--- BEGIN DATA FOR THIS EXERCISE ---
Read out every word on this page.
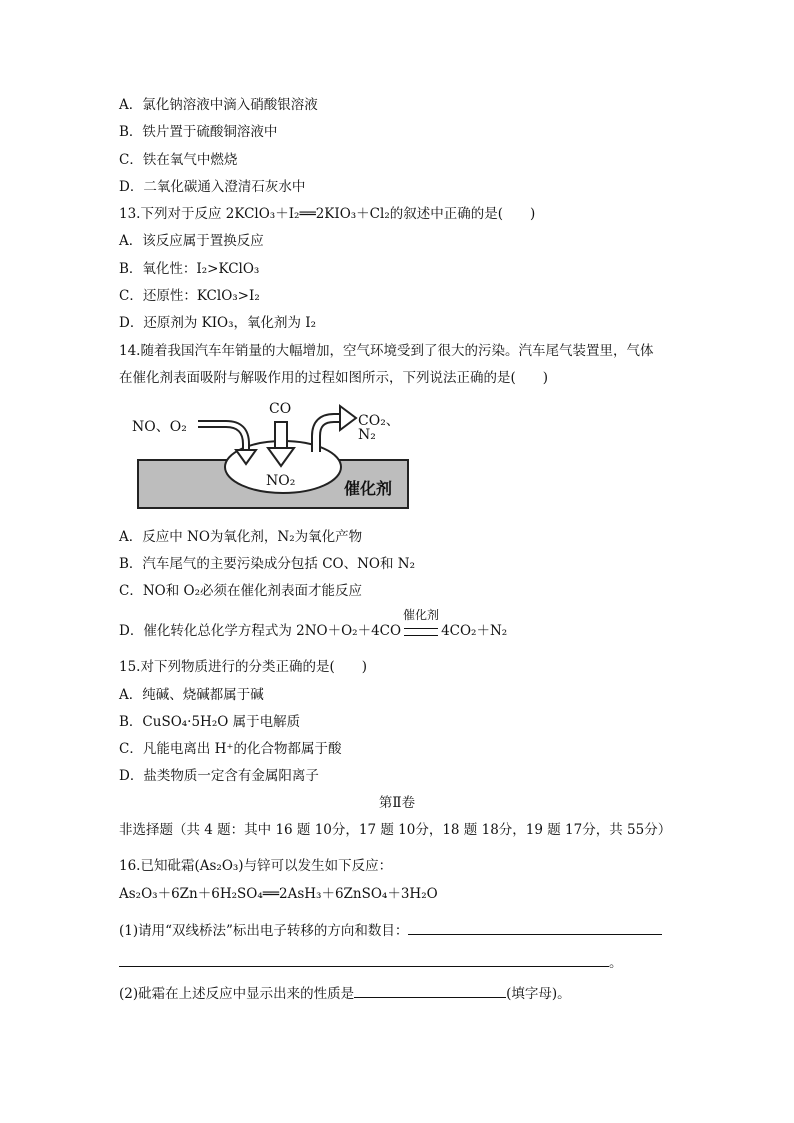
A．氯化钠溶液中滴入硝酸银溶液
B．铁片置于硫酸铜溶液中
C．铁在氧气中燃烧
D．二氧化碳通入澄清石灰水中
13.下列对于反应 2KClO₃＋I₂══2KIO₃＋Cl₂的叙述中正确的是(　　)
A．该反应属于置换反应
B．氧化性：I₂>KClO₃
C．还原性：KClO₃>I₂
D．还原剂为 KIO₃，氧化剂为 I₂
14.随着我国汽车年销量的大幅增加，空气环境受到了很大的污染。汽车尾气装置里，气体
在催化剂表面吸附与解吸作用的过程如图所示，下列说法正确的是(　　)
NO、O₂
CO
CO₂、N₂
NO₂	催化剂
A．反应中 NO为氧化剂，N₂为氧化产物
B．汽车尾气的主要污染成分包括 CO、NO和 N₂
C．NO和 O₂必须在催化剂表面才能反应
D．催化转化总化学方程式为 2NO＋O₂＋4CO
催化剂
4CO₂＋N₂
15.对下列物质进行的分类正确的是(　　)
A．纯碱、烧碱都属于碱
B．CuSO₄·5H₂O 属于电解质
C．凡能电离出 H⁺的化合物都属于酸
D．盐类物质一定含有金属阳离子
第Ⅱ卷
非选择题（共 4 题：其中 16 题 10分，17 题 10分，18 题 18分，19 题 17分，共 55分）
16.已知砒霜(As₂O₃)与锌可以发生如下反应：
As₂O₃＋6Zn＋6H₂SO₄══2AsH₃＋6ZnSO₄＋3H₂O
(1)请用“双线桥法”标出电子转移的方向和数目：
。
(2)砒霜在上述反应中显示出来的性质是	(填字母)。
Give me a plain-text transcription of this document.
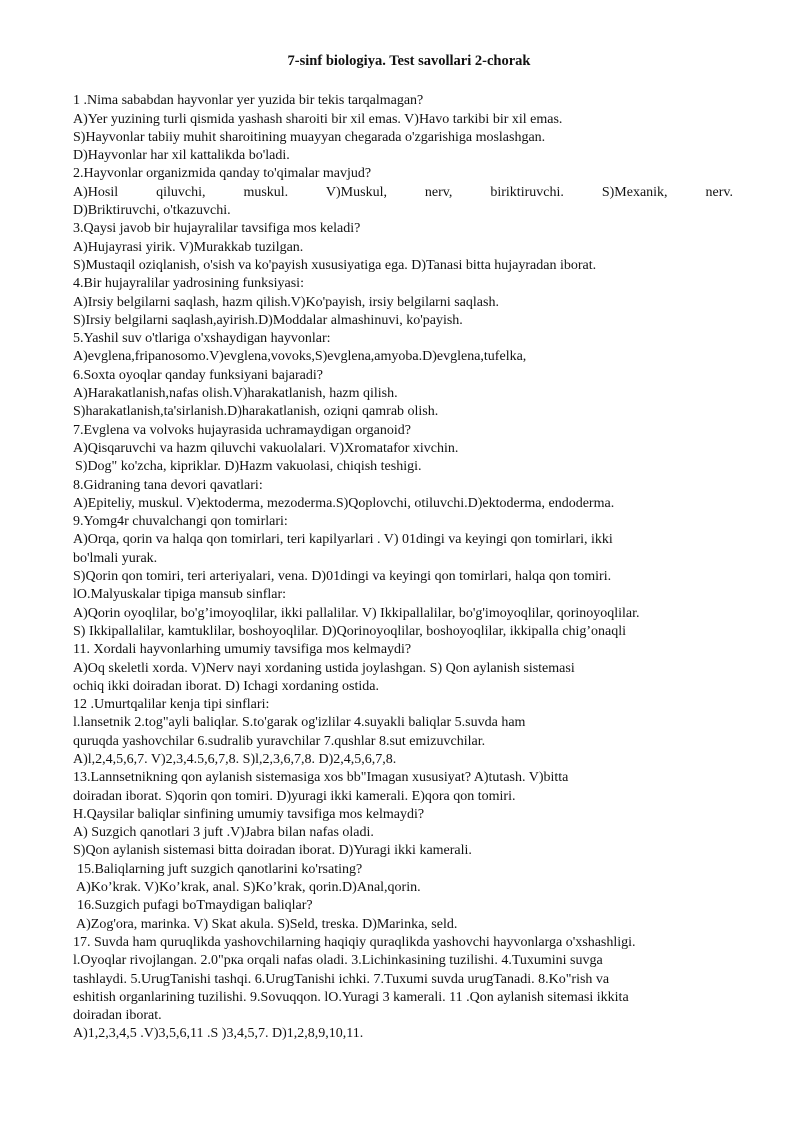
7-sinf biologiya. Test savollari 2-chorak
1 .Nima sababdan hayvonlar yer yuzida bir tekis tarqalmagan?
A)Yer yuzining turli qismida yashash sharoiti bir xil emas. V)Havo tarkibi bir xil emas.
S)Hayvonlar tabiiy muhit sharoitining muayyan chegarada o'zgarishiga moslashgan.
D)Hayvonlar har xil kattalikda bo'ladi.
2.Hayvonlar organizmida qanday to'qimalar mavjud?
A)Hosil qiluvchi, muskul. V)Muskul, nerv, biriktiruvchi. S)Mexanik, nerv.
D)Briktiruvchi, o'tkazuvchi.
3.Qaysi javob bir hujayralilar tavsifiga mos keladi?
A)Hujayrasi yirik. V)Murakkab tuzilgan.
S)Mustaqil oziqlanish, o'sish va ko'payish xususiyatiga ega. D)Tanasi bitta hujayradan iborat.
4.Bir hujayralilar yadrosining funksiyasi:
A)Irsiy belgilarni saqlash, hazm qilish.V)Ko'payish, irsiy belgilarni saqlash.
S)Irsiy belgilarni saqlash,ayirish.D)Moddalar almashinuvi, ko'payish.
5.Yashil suv o'tlariga o'xshaydigan hayvonlar:
A)evglena,fripanosomo.V)evglena,vovoks,S)evglena,amyoba.D)evglena,tufelka,
6.Soxta oyoqlar qanday funksiyani bajaradi?
A)Harakatlanish,nafas olish.V)harakatlanish, hazm qilish.
S)harakatlanish,ta'sirlanish.D)harakatlanish, oziqni qamrab olish.
7.Evglena va volvoks hujayrasida uchramaydigan organoid?
A)Qisqaruvchi va hazm qiluvchi vakuolalari. V)Xromatafor xivchin.
S)Dog" ko'zcha, kipriklar. D)Hazm vakuolasi, chiqish teshigi.
8.Gidraning tana devori qavatlari:
A)Epiteliy, muskul. V)ektoderma, mezoderma.S)Qoplovchi, otiluvchi.D)ektoderma, endoderma.
9.Yomg4r chuvalchangi qon tomirlari:
A)Orqa, qorin va halqa qon tomirlari, teri kapilyarlari . V) 01dingi va keyingi qon tomirlari, ikki
bo'lmali yurak.
S)Qorin qon tomiri, teri arteriyalari, vena. D)01dingi va keyingi qon tomirlari, halqa qon tomiri.
lO.Malyuskalar tipiga mansub sinflar:
A)Qorin oyoqlilar, bo'g’imoyoqlilar, ikki pallalilar. V) Ikkipallalilar, bo'g'imoyoqlilar, qorinoyoqlilar.
S) Ikkipallalilar, kamtuklilar, boshoyoqlilar. D)Qorinoyoqlilar, boshoyoqlilar, ikkipalla chig’onaqli
11. Xordali hayvonlarhing umumiy tavsifiga mos kelmaydi?
A)Oq skeletli xorda. V)Nerv nayi xordaning ustida joylashgan. S) Qon aylanish sistemasi
ochiq ikki doiradan iborat. D) Ichagi xordaning ostida.
12 .Umurtqalilar kenja tipi sinflari:
l.lansetnik 2.tog"ayli baliqlar. S.to'garak og'izlilar 4.suyakli baliqlar 5.suvda ham
quruqda yashovchilar 6.sudralib yuravchilar 7.qushlar 8.sut emizuvchilar.
A)l,2,4,5,6,7. V)2,3,4.5,6,7,8. S)l,2,3,6,7,8. D)2,4,5,6,7,8.
13.Lannsetnikning qon aylanish sistemasiga xos bb"Imagan xususiyat? A)tutash. V)bitta
doiradan iborat. S)qorin qon tomiri. D)yuragi ikki kamerali. E)qora qon tomiri.
H.Qaysilar baliqlar sinfining umumiy tavsifiga mos kelmaydi?
A) Suzgich qanotlari 3 juft .V)Jabra bilan nafas oladi.
S)Qon aylanish sistemasi bitta doiradan iborat. D)Yuragi ikki kamerali.
15.Baliqlarning juft suzgich qanotlarini ko'rsating?
A)Ko’krak. V)Ko’krak, anal. S)Ko’krak, qorin.D)Anal,qorin.
16.Suzgich pufagi boTmaydigan baliqlar?
A)Zog'ora, marinka. V) Skat akula. S)Seld, treska. D)Marinka, seld.
17. Suvda ham quruqlikda yashovchilarning haqiqiy quraqlikda yashovchi hayvonlarga o'xshashligi.
l.Oyoqlar rivojlangan. 2.0"рка orqali nafas oladi. 3.Lichinkasining tuzilishi. 4.Tuxumini suvga
tashlaydi. 5.UrugTanishi tashqi. 6.UrugTanishi ichki. 7.Tuxumi suvda urugTanadi. 8.Ko"rish va
eshitish organlarining tuzilishi. 9.Sovuqqon. lO.Yuragi 3 kamerali. 11 .Qon aylanish sitemasi ikkita
doiradan iborat.
A)1,2,3,4,5 .V)3,5,6,11 .S )3,4,5,7. D)1,2,8,9,10,11.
--- END DATA FOR THIS EXERCISE ---
Show every line from the entries above in which "qiluvchi" appears.

A)Hosil qiluvchi, muskul. V)Muskul, nerv, biriktiruvchi. S)Mexanik, nerv.
A)Qisqaruvchi va hazm qiluvchi vakuolalari. V)Xromatafor xivchin.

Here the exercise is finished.